▸ **Document extract**
[RTEMS Project] #2811: More robust thread dispatching on SMP and ARM Cortex-M

RTEMS trac trac at rtems.org
Wed Nov 16 08:07:30 UTC 2016


#2811: More robust thread dispatching on SMP and ARM Cortex-M
-----------------------------+------------------------------
 Reporter:  sebastian.huber  |       Owner:  sebastian.huber
     Type:  enhancement      |      Status:  new
 Priority:  normal           |   Milestone:  4.12
Component:  cpukit           |     Version:  4.11
 Severity:  normal           |  Resolution:
 Keywords:                   |
-----------------------------+------------------------------

Comment (by sebastian.huber):

 Replying to [comment:5 chrisj]:
 > Replying to [comment:4 sebastian.huber]:
 > > I think a fatal error is  more appropriate here.
 > >
 > > * Applications which have this usage error needs to be fixed at
 compile-time. It makes no sense to ship an SMP application with this bug.
 >
 > A fatal error is still run-time and not a compile time error so you have
 lost me here.

 It is an error that must be fixed during development.  Otherwise you have
 a broken product.

▸ **Records shown**

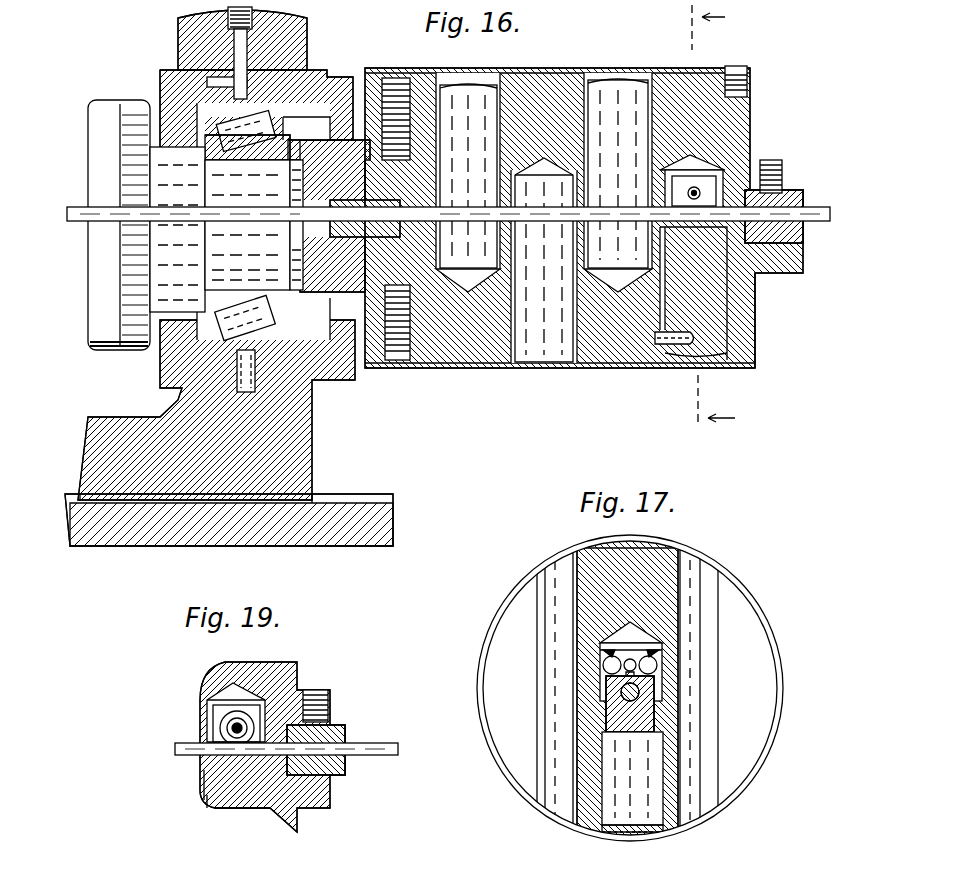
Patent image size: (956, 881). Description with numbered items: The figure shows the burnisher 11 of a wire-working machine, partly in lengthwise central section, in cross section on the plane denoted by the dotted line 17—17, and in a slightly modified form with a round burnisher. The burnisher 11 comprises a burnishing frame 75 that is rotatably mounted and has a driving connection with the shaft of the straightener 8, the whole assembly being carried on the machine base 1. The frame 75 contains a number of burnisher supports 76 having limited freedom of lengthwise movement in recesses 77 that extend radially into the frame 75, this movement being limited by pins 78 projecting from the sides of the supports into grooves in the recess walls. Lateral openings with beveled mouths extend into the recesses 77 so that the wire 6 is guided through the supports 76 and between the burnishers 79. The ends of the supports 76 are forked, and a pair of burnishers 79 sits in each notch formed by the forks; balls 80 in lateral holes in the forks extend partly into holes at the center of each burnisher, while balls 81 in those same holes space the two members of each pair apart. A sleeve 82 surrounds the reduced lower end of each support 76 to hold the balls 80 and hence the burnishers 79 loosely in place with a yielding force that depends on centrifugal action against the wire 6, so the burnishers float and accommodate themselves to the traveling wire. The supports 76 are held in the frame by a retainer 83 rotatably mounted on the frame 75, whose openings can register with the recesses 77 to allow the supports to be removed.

In FIG. 16, the base 1 is at (352, 512).
In FIG. 16, the wire 6 is at (80, 226).
In FIG. 17, the wire 6 is at (621, 693).
In FIG. 19, the wire 6 is at (372, 745).
In FIG. 16, the straightener 8 is at (108, 114).
In FIG. 16, the burnisher 11 is at (544, 154).
In FIG. 17, the burnisher 11 is at (621, 690).
In FIG. 16, the section plane line 17— 17 is at (730, 219).
In FIG. 16, the burnishing frame 75 is at (684, 84).
In FIG. 17, the burnishing frame 75 is at (664, 556).
In FIG. 19, the burnishing frame 75 is at (298, 674).
In FIG. 16, the burnisher supports 76 is at (718, 311).
In FIG. 17, the burnisher supports 76 is at (628, 816).
In FIG. 19, the burnisher supports 76 is at (218, 786).
In FIG. 16, the recesses 77 is at (728, 292).
In FIG. 17, the recesses 77 is at (656, 828).
In FIG. 19, the recesses 77 is at (232, 808).
In FIG. 16, the pins 78 is at (680, 348).
In FIG. 16, the burnishers 79 is at (723, 173).
In FIG. 17, the burnishers 79 is at (606, 683).
In FIG. 19, the burnishers 79 is at (217, 722).
In FIG. 17, the balls 80 is at (660, 667).
In FIG. 17, the balls 81 is at (655, 683).
In FIG. 19, the balls 81 is at (226, 730).
In FIG. 16, the sleeve 82 is at (616, 224).
In FIG. 17, the sleeve 82 is at (600, 664).
In FIG. 19, the sleeve 82 is at (270, 716).
In FIG. 16, the retainer 83 is at (383, 78).
In FIG. 17, the retainer 83 is at (676, 834).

▸ **Stated problem**
Extract the complete RTEMS ticket #2811 thread, keeping every line unchanged.

▸ **The output**
[RTEMS Project] #2811: More robust thread dispatching on SMP and ARM Cortex-M

RTEMS trac trac at rtems.org
Wed Nov 16 08:07:30 UTC 2016


#2811: More robust thread dispatching on SMP and ARM Cortex-M
-----------------------------+------------------------------
 Reporter:  sebastian.huber  |       Owner:  sebastian.huber
     Type:  enhancement      |      Status:  new
 Priority:  normal           |   Milestone:  4.12
Component:  cpukit           |     Version:  4.11
 Severity:  normal           |  Resolution:
 Keywords:                   |
-----------------------------+------------------------------

Comment (by sebastian.huber):

 Replying to [comment:5 chrisj]:
 > Replying to [comment:4 sebastian.huber]:
 > > I think a fatal error is  more appropriate here.
 > >
 > > * Applications which have this usage error needs to be fixed at
 compile-time. It makes no sense to ship an SMP application with this bug.
 >
 > A fatal error is still run-time and not a compile time error so you have
 lost me here.

 It is an error that must be fixed during development.  Otherwise you have
 a broken product.